## WORKING DATA
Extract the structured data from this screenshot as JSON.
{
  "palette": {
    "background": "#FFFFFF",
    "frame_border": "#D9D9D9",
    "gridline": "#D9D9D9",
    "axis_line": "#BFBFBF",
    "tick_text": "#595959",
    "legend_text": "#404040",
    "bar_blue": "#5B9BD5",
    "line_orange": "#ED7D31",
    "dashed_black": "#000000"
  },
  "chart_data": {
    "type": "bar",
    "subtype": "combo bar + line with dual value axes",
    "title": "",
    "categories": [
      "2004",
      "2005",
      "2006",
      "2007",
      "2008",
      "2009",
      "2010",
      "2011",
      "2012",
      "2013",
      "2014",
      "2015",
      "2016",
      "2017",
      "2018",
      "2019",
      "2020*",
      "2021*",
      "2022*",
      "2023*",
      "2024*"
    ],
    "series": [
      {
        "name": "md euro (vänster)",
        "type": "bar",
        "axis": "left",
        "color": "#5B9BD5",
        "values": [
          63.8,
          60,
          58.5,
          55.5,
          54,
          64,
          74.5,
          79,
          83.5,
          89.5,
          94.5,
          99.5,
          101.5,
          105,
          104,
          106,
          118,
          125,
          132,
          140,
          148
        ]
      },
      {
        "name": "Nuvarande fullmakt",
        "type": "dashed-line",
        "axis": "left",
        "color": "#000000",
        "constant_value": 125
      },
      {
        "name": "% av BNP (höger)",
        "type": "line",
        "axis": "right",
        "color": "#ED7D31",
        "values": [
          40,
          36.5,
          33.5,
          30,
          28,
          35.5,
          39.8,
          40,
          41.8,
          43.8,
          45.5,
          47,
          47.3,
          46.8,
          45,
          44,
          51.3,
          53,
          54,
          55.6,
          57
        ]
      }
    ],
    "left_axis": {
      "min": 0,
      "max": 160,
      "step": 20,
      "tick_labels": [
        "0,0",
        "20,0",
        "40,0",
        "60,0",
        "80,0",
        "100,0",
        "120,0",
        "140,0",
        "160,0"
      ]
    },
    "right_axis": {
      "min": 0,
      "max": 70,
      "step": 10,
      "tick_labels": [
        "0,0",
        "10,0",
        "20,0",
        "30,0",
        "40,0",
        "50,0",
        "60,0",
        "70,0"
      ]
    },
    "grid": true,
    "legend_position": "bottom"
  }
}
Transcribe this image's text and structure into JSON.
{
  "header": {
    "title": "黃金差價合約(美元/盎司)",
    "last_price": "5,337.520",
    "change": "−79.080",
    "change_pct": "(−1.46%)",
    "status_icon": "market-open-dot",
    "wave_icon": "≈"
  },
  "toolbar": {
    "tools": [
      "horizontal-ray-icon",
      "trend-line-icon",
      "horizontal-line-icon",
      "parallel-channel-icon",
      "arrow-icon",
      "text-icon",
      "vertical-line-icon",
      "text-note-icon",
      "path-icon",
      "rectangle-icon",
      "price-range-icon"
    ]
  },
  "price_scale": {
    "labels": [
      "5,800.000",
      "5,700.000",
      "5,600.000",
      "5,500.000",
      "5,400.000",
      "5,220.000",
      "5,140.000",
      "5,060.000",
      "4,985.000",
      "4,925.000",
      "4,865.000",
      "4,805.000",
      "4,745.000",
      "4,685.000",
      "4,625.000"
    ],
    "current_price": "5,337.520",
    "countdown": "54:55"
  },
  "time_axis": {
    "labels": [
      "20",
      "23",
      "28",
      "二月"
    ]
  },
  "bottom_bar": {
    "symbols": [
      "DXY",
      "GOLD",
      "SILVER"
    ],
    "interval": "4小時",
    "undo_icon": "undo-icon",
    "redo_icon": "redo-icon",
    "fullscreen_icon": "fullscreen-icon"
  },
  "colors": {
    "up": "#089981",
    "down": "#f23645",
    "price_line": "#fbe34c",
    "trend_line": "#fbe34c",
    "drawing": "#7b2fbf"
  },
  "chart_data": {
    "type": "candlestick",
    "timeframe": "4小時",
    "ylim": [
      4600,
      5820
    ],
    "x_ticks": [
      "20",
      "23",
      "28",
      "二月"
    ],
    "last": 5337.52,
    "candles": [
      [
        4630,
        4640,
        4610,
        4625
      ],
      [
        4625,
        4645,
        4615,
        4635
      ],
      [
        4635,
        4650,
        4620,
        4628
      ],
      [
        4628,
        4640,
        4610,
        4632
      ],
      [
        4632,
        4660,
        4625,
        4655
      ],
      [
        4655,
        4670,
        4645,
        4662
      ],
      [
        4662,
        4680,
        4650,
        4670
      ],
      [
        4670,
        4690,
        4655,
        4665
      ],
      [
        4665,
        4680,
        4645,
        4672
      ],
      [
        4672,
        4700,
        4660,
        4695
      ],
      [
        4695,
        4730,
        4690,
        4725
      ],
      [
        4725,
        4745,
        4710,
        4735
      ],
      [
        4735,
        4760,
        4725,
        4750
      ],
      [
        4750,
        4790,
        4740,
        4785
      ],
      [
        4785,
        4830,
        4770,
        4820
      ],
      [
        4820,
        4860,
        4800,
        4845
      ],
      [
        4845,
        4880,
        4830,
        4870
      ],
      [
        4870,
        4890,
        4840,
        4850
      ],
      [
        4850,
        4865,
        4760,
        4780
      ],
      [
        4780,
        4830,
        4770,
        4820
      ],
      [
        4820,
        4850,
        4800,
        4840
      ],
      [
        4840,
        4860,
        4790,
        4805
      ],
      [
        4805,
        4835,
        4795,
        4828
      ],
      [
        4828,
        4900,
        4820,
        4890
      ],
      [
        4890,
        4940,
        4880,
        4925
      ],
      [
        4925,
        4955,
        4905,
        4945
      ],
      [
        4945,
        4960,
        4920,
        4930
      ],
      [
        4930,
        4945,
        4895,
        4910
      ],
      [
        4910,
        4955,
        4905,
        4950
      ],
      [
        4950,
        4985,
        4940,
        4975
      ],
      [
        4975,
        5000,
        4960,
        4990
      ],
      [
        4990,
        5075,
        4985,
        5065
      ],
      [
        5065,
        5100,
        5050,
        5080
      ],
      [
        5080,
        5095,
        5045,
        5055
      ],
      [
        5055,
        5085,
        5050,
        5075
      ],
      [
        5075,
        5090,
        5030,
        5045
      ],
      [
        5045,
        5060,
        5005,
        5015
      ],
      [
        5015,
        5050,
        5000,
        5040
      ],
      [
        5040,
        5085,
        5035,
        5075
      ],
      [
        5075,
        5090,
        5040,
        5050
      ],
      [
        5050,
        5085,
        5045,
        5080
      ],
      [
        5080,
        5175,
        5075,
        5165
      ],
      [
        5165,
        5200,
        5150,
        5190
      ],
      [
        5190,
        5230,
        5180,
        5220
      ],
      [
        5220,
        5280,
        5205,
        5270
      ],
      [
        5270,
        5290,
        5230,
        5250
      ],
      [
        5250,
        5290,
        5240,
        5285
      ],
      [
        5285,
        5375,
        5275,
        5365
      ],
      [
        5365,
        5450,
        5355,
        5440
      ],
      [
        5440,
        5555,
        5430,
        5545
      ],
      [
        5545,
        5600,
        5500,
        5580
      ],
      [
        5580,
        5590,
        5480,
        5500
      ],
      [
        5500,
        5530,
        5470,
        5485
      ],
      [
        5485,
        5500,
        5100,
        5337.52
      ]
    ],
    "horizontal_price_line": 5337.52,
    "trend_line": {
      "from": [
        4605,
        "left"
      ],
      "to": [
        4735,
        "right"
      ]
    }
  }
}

## YOUR OBJECTIVE
Return the listing above in full, character for character.

## PROBLEM SOLUTION
Extract the structured data from this screenshot as JSON.
{
  "palette": {
    "background": "#FFFFFF",
    "frame_border": "#D9D9D9",
    "gridline": "#D9D9D9",
    "axis_line": "#BFBFBF",
    "tick_text": "#595959",
    "legend_text": "#404040",
    "bar_blue": "#5B9BD5",
    "line_orange": "#ED7D31",
    "dashed_black": "#000000"
  },
  "chart_data": {
    "type": "bar",
    "subtype": "combo bar + line with dual value axes",
    "title": "",
    "categories": [
      "2004",
      "2005",
      "2006",
      "2007",
      "2008",
      "2009",
      "2010",
      "2011",
      "2012",
      "2013",
      "2014",
      "2015",
      "2016",
      "2017",
      "2018",
      "2019",
      "2020*",
      "2021*",
      "2022*",
      "2023*",
      "2024*"
    ],
    "series": [
      {
        "name": "md euro (vänster)",
        "type": "bar",
        "axis": "left",
        "color": "#5B9BD5",
        "values": [
          63.8,
          60,
          58.5,
          55.5,
          54,
          64,
          74.5,
          79,
          83.5,
          89.5,
          94.5,
          99.5,
          101.5,
          105,
          104,
          106,
          118,
          125,
          132,
          140,
          148
        ]
      },
      {
        "name": "Nuvarande fullmakt",
        "type": "dashed-line",
        "axis": "left",
        "color": "#000000",
        "constant_value": 125
      },
      {
        "name": "% av BNP (höger)",
        "type": "line",
        "axis": "right",
        "color": "#ED7D31",
        "values": [
          40,
          36.5,
          33.5,
          30,
          28,
          35.5,
          39.8,
          40,
          41.8,
          43.8,
          45.5,
          47,
          47.3,
          46.8,
          45,
          44,
          51.3,
          53,
          54,
          55.6,
          57
        ]
      }
    ],
    "left_axis": {
      "min": 0,
      "max": 160,
      "step": 20,
      "tick_labels": [
        "0,0",
        "20,0",
        "40,0",
        "60,0",
        "80,0",
        "100,0",
        "120,0",
        "140,0",
        "160,0"
      ]
    },
    "right_axis": {
      "min": 0,
      "max": 70,
      "step": 10,
      "tick_labels": [
        "0,0",
        "10,0",
        "20,0",
        "30,0",
        "40,0",
        "50,0",
        "60,0",
        "70,0"
      ]
    },
    "grid": true,
    "legend_position": "bottom"
  }
}
Transcribe this image's text and structure into JSON.
{
  "header": {
    "title": "黃金差價合約(美元/盎司)",
    "last_price": "5,337.520",
    "change": "−79.080",
    "change_pct": "(−1.46%)",
    "status_icon": "market-open-dot",
    "wave_icon": "≈"
  },
  "toolbar": {
    "tools": [
      "horizontal-ray-icon",
      "trend-line-icon",
      "horizontal-line-icon",
      "parallel-channel-icon",
      "arrow-icon",
      "text-icon",
      "vertical-line-icon",
      "text-note-icon",
      "path-icon",
      "rectangle-icon",
      "price-range-icon"
    ]
  },
  "price_scale": {
    "labels": [
      "5,800.000",
      "5,700.000",
      "5,600.000",
      "5,500.000",
      "5,400.000",
      "5,220.000",
      "5,140.000",
      "5,060.000",
      "4,985.000",
      "4,925.000",
      "4,865.000",
      "4,805.000",
      "4,745.000",
      "4,685.000",
      "4,625.000"
    ],
    "current_price": "5,337.520",
    "countdown": "54:55"
  },
  "time_axis": {
    "labels": [
      "20",
      "23",
      "28",
      "二月"
    ]
  },
  "bottom_bar": {
    "symbols": [
      "DXY",
      "GOLD",
      "SILVER"
    ],
    "interval": "4小時",
    "undo_icon": "undo-icon",
    "redo_icon": "redo-icon",
    "fullscreen_icon": "fullscreen-icon"
  },
  "colors": {
    "up": "#089981",
    "down": "#f23645",
    "price_line": "#fbe34c",
    "trend_line": "#fbe34c",
    "drawing": "#7b2fbf"
  },
  "chart_data": {
    "type": "candlestick",
    "timeframe": "4小時",
    "ylim": [
      4600,
      5820
    ],
    "x_ticks": [
      "20",
      "23",
      "28",
      "二月"
    ],
    "last": 5337.52,
    "candles": [
      [
        4630,
        4640,
        4610,
        4625
      ],
      [
        4625,
        4645,
        4615,
        4635
      ],
      [
        4635,
        4650,
        4620,
        4628
      ],
      [
        4628,
        4640,
        4610,
        4632
      ],
      [
        4632,
        4660,
        4625,
        4655
      ],
      [
        4655,
        4670,
        4645,
        4662
      ],
      [
        4662,
        4680,
        4650,
        4670
      ],
      [
        4670,
        4690,
        4655,
        4665
      ],
      [
        4665,
        4680,
        4645,
        4672
      ],
      [
        4672,
        4700,
        4660,
        4695
      ],
      [
        4695,
        4730,
        4690,
        4725
      ],
      [
        4725,
        4745,
        4710,
        4735
      ],
      [
        4735,
        4760,
        4725,
        4750
      ],
      [
        4750,
        4790,
        4740,
        4785
      ],
      [
        4785,
        4830,
        4770,
        4820
      ],
      [
        4820,
        4860,
        4800,
        4845
      ],
      [
        4845,
        4880,
        4830,
        4870
      ],
      [
        4870,
        4890,
        4840,
        4850
      ],
      [
        4850,
        4865,
        4760,
        4780
      ],
      [
        4780,
        4830,
        4770,
        4820
      ],
      [
        4820,
        4850,
        4800,
        4840
      ],
      [
        4840,
        4860,
        4790,
        4805
      ],
      [
        4805,
        4835,
        4795,
        4828
      ],
      [
        4828,
        4900,
        4820,
        4890
      ],
      [
        4890,
        4940,
        4880,
        4925
      ],
      [
        4925,
        4955,
        4905,
        4945
      ],
      [
        4945,
        4960,
        4920,
        4930
      ],
      [
        4930,
        4945,
        4895,
        4910
      ],
      [
        4910,
        4955,
        4905,
        4950
      ],
      [
        4950,
        4985,
        4940,
        4975
      ],
      [
        4975,
        5000,
        4960,
        4990
      ],
      [
        4990,
        5075,
        4985,
        5065
      ],
      [
        5065,
        5100,
        5050,
        5080
      ],
      [
        5080,
        5095,
        5045,
        5055
      ],
      [
        5055,
        5085,
        5050,
        5075
      ],
      [
        5075,
        5090,
        5030,
        5045
      ],
      [
        5045,
        5060,
        5005,
        5015
      ],
      [
        5015,
        5050,
        5000,
        5040
      ],
      [
        5040,
        5085,
        5035,
        5075
      ],
      [
        5075,
        5090,
        5040,
        5050
      ],
      [
        5050,
        5085,
        5045,
        5080
      ],
      [
        5080,
        5175,
        5075,
        5165
      ],
      [
        5165,
        5200,
        5150,
        5190
      ],
      [
        5190,
        5230,
        5180,
        5220
      ],
      [
        5220,
        5280,
        5205,
        5270
      ],
      [
        5270,
        5290,
        5230,
        5250
      ],
      [
        5250,
        5290,
        5240,
        5285
      ],
      [
        5285,
        5375,
        5275,
        5365
      ],
      [
        5365,
        5450,
        5355,
        5440
      ],
      [
        5440,
        5555,
        5430,
        5545
      ],
      [
        5545,
        5600,
        5500,
        5580
      ],
      [
        5580,
        5590,
        5480,
        5500
      ],
      [
        5500,
        5530,
        5470,
        5485
      ],
      [
        5485,
        5500,
        5100,
        5337.52
      ]
    ],
    "horizontal_price_line": 5337.52,
    "trend_line": {
      "from": [
        4605,
        "left"
      ],
      "to": [
        4735,
        "right"
      ]
    }
  }
}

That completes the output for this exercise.